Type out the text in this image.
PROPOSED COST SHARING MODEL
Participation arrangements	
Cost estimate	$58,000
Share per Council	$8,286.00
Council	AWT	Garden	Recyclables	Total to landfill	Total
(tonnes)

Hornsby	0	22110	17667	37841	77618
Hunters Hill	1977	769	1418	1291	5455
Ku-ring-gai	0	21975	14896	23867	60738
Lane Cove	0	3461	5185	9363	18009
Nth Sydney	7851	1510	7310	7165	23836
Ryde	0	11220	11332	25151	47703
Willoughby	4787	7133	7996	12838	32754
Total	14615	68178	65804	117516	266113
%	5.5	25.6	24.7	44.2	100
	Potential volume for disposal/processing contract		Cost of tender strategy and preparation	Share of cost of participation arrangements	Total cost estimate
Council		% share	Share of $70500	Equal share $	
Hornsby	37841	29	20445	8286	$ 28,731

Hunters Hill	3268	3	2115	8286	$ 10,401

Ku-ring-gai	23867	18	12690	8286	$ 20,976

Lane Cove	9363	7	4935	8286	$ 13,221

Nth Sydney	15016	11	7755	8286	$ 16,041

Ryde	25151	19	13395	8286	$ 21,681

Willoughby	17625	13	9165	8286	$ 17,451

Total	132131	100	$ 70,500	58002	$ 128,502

• [What you are asked to do]:
Retype the entries one by one, exactly.

• [Solution to this problem]:
Type out the text in this image.
PROPOSED COST SHARING MODEL
Participation arrangements	
Cost estimate	$58,000
Share per Council	$8,286.00
Council	AWT	Garden	Recyclables	Total to landfill	Total
(tonnes)

Hornsby	0	22110	17667	37841	77618
Hunters Hill	1977	769	1418	1291	5455
Ku-ring-gai	0	21975	14896	23867	60738
Lane Cove	0	3461	5185	9363	18009
Nth Sydney	7851	1510	7310	7165	23836
Ryde	0	11220	11332	25151	47703
Willoughby	4787	7133	7996	12838	32754
Total	14615	68178	65804	117516	266113
%	5.5	25.6	24.7	44.2	100
	Potential volume for disposal/processing contract		Cost of tender strategy and preparation	Share of cost of participation arrangements	Total cost estimate
Council		% share	Share of $70500	Equal share $	
Hornsby	37841	29	20445	8286	$ 28,731

Hunters Hill	3268	3	2115	8286	$ 10,401

Ku-ring-gai	23867	18	12690	8286	$ 20,976

Lane Cove	9363	7	4935	8286	$ 13,221

Nth Sydney	15016	11	7755	8286	$ 16,041

Ryde	25151	19	13395	8286	$ 21,681

Willoughby	17625	13	9165	8286	$ 17,451

Total	132131	100	$ 70,500	58002	$ 128,502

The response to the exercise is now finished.